## WRITTEN PROBLEM
What follows is a listing. Return every line of it exactly.

## MATERIAL TO PROCESS
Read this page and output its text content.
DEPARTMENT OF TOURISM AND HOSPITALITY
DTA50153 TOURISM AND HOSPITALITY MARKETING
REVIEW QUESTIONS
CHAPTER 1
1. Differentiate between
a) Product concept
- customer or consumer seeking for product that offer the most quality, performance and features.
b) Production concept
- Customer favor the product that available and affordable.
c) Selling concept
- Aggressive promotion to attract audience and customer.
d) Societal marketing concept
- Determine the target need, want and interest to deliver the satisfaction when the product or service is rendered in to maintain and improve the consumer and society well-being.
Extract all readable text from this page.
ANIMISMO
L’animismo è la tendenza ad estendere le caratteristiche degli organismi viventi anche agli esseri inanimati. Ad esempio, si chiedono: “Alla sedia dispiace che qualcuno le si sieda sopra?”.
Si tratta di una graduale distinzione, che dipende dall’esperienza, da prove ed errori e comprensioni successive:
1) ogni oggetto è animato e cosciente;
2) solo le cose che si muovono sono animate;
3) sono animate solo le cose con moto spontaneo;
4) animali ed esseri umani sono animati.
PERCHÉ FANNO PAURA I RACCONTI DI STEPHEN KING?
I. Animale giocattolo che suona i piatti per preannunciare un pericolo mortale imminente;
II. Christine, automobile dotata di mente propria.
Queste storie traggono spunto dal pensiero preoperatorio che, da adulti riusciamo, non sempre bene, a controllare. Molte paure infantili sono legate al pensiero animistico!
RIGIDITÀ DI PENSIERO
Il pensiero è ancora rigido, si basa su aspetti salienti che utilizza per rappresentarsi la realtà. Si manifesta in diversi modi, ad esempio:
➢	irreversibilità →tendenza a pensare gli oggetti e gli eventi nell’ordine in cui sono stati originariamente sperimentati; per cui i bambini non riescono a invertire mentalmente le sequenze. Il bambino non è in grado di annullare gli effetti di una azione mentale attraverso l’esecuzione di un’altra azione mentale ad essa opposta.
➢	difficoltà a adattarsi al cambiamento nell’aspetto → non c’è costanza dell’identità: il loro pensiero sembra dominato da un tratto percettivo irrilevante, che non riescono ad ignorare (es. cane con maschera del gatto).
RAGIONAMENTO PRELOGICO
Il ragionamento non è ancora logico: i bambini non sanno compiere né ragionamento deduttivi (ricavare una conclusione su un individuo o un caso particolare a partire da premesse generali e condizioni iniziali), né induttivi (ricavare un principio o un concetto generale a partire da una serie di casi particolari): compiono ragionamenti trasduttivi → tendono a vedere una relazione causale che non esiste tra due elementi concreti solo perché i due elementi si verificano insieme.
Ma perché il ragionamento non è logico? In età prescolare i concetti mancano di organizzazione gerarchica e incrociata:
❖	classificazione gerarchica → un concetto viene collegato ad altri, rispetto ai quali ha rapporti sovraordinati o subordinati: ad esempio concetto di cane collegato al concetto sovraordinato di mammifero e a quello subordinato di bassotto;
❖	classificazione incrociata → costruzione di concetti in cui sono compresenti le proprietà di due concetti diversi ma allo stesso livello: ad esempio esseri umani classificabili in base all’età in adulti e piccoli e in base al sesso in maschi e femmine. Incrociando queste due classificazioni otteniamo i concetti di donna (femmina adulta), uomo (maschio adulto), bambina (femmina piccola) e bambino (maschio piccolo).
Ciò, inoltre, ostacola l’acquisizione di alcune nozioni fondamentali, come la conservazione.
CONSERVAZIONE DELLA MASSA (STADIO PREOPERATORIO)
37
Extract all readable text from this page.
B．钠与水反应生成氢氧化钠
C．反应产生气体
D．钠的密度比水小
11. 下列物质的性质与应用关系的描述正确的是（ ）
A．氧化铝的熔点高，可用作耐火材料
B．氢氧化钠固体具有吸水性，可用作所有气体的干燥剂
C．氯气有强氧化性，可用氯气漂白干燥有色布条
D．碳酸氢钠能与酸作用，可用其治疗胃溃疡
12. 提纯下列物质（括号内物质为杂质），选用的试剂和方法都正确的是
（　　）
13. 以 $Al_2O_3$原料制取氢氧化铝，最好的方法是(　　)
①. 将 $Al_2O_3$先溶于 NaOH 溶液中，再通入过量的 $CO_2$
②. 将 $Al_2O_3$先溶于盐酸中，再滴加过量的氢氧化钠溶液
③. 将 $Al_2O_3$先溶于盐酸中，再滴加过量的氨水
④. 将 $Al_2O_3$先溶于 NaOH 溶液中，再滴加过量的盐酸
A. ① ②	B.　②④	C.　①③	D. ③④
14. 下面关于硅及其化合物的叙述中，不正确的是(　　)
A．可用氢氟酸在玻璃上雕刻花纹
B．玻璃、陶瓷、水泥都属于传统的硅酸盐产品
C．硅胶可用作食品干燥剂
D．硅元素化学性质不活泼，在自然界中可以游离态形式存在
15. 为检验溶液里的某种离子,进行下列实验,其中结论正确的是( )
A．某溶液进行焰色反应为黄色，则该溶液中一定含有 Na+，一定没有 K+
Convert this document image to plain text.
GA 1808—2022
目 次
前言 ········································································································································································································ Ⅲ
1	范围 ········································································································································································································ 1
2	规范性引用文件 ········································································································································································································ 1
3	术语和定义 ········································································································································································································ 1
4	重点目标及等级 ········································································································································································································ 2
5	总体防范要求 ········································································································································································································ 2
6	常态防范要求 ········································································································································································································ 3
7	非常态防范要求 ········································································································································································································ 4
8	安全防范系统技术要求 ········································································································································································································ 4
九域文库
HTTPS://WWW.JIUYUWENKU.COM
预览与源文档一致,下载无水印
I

## WRITTEN RESPONSE
Read this page and output its text content.
DEPARTMENT OF TOURISM AND HOSPITALITY
DTA50153 TOURISM AND HOSPITALITY MARKETING
REVIEW QUESTIONS
CHAPTER 1
1. Differentiate between
a) Product concept
- customer or consumer seeking for product that offer the most quality, performance and features.
b) Production concept
- Customer favor the product that available and affordable.
c) Selling concept
- Aggressive promotion to attract audience and customer.
d) Societal marketing concept
- Determine the target need, want and interest to deliver the satisfaction when the product or service is rendered in to maintain and improve the consumer and society well-being.
Extract all readable text from this page.
ANIMISMO
L’animismo è la tendenza ad estendere le caratteristiche degli organismi viventi anche agli esseri inanimati. Ad esempio, si chiedono: “Alla sedia dispiace che qualcuno le si sieda sopra?”.
Si tratta di una graduale distinzione, che dipende dall’esperienza, da prove ed errori e comprensioni successive:
1) ogni oggetto è animato e cosciente;
2) solo le cose che si muovono sono animate;
3) sono animate solo le cose con moto spontaneo;
4) animali ed esseri umani sono animati.
PERCHÉ FANNO PAURA I RACCONTI DI STEPHEN KING?
I. Animale giocattolo che suona i piatti per preannunciare un pericolo mortale imminente;
II. Christine, automobile dotata di mente propria.
Queste storie traggono spunto dal pensiero preoperatorio che, da adulti riusciamo, non sempre bene, a controllare. Molte paure infantili sono legate al pensiero animistico!
RIGIDITÀ DI PENSIERO
Il pensiero è ancora rigido, si basa su aspetti salienti che utilizza per rappresentarsi la realtà. Si manifesta in diversi modi, ad esempio:
➢	irreversibilità →tendenza a pensare gli oggetti e gli eventi nell’ordine in cui sono stati originariamente sperimentati; per cui i bambini non riescono a invertire mentalmente le sequenze. Il bambino non è in grado di annullare gli effetti di una azione mentale attraverso l’esecuzione di un’altra azione mentale ad essa opposta.
➢	difficoltà a adattarsi al cambiamento nell’aspetto → non c’è costanza dell’identità: il loro pensiero sembra dominato da un tratto percettivo irrilevante, che non riescono ad ignorare (es. cane con maschera del gatto).
RAGIONAMENTO PRELOGICO
Il ragionamento non è ancora logico: i bambini non sanno compiere né ragionamento deduttivi (ricavare una conclusione su un individuo o un caso particolare a partire da premesse generali e condizioni iniziali), né induttivi (ricavare un principio o un concetto generale a partire da una serie di casi particolari): compiono ragionamenti trasduttivi → tendono a vedere una relazione causale che non esiste tra due elementi concreti solo perché i due elementi si verificano insieme.
Ma perché il ragionamento non è logico? In età prescolare i concetti mancano di organizzazione gerarchica e incrociata:
❖	classificazione gerarchica → un concetto viene collegato ad altri, rispetto ai quali ha rapporti sovraordinati o subordinati: ad esempio concetto di cane collegato al concetto sovraordinato di mammifero e a quello subordinato di bassotto;
❖	classificazione incrociata → costruzione di concetti in cui sono compresenti le proprietà di due concetti diversi ma allo stesso livello: ad esempio esseri umani classificabili in base all’età in adulti e piccoli e in base al sesso in maschi e femmine. Incrociando queste due classificazioni otteniamo i concetti di donna (femmina adulta), uomo (maschio adulto), bambina (femmina piccola) e bambino (maschio piccolo).
Ciò, inoltre, ostacola l’acquisizione di alcune nozioni fondamentali, come la conservazione.
CONSERVAZIONE DELLA MASSA (STADIO PREOPERATORIO)
37
Extract all readable text from this page.
B．钠与水反应生成氢氧化钠
C．反应产生气体
D．钠的密度比水小
11. 下列物质的性质与应用关系的描述正确的是（ ）
A．氧化铝的熔点高，可用作耐火材料
B．氢氧化钠固体具有吸水性，可用作所有气体的干燥剂
C．氯气有强氧化性，可用氯气漂白干燥有色布条
D．碳酸氢钠能与酸作用，可用其治疗胃溃疡
12. 提纯下列物质（括号内物质为杂质），选用的试剂和方法都正确的是
（　　）
13. 以 $Al_2O_3$原料制取氢氧化铝，最好的方法是(　　)
①. 将 $Al_2O_3$先溶于 NaOH 溶液中，再通入过量的 $CO_2$
②. 将 $Al_2O_3$先溶于盐酸中，再滴加过量的氢氧化钠溶液
③. 将 $Al_2O_3$先溶于盐酸中，再滴加过量的氨水
④. 将 $Al_2O_3$先溶于 NaOH 溶液中，再滴加过量的盐酸
A. ① ②	B.　②④	C.　①③	D. ③④
14. 下面关于硅及其化合物的叙述中，不正确的是(　　)
A．可用氢氟酸在玻璃上雕刻花纹
B．玻璃、陶瓷、水泥都属于传统的硅酸盐产品
C．硅胶可用作食品干燥剂
D．硅元素化学性质不活泼，在自然界中可以游离态形式存在
15. 为检验溶液里的某种离子,进行下列实验,其中结论正确的是( )
A．某溶液进行焰色反应为黄色，则该溶液中一定含有 Na+，一定没有 K+
Convert this document image to plain text.
GA 1808—2022
目 次
前言 ········································································································································································································ Ⅲ
1	范围 ········································································································································································································ 1
2	规范性引用文件 ········································································································································································································ 1
3	术语和定义 ········································································································································································································ 1
4	重点目标及等级 ········································································································································································································ 2
5	总体防范要求 ········································································································································································································ 2
6	常态防范要求 ········································································································································································································ 3
7	非常态防范要求 ········································································································································································································ 4
8	安全防范系统技术要求 ········································································································································································································ 4
九域文库
HTTPS://WWW.JIUYUWENKU.COM
预览与源文档一致,下载无水印
I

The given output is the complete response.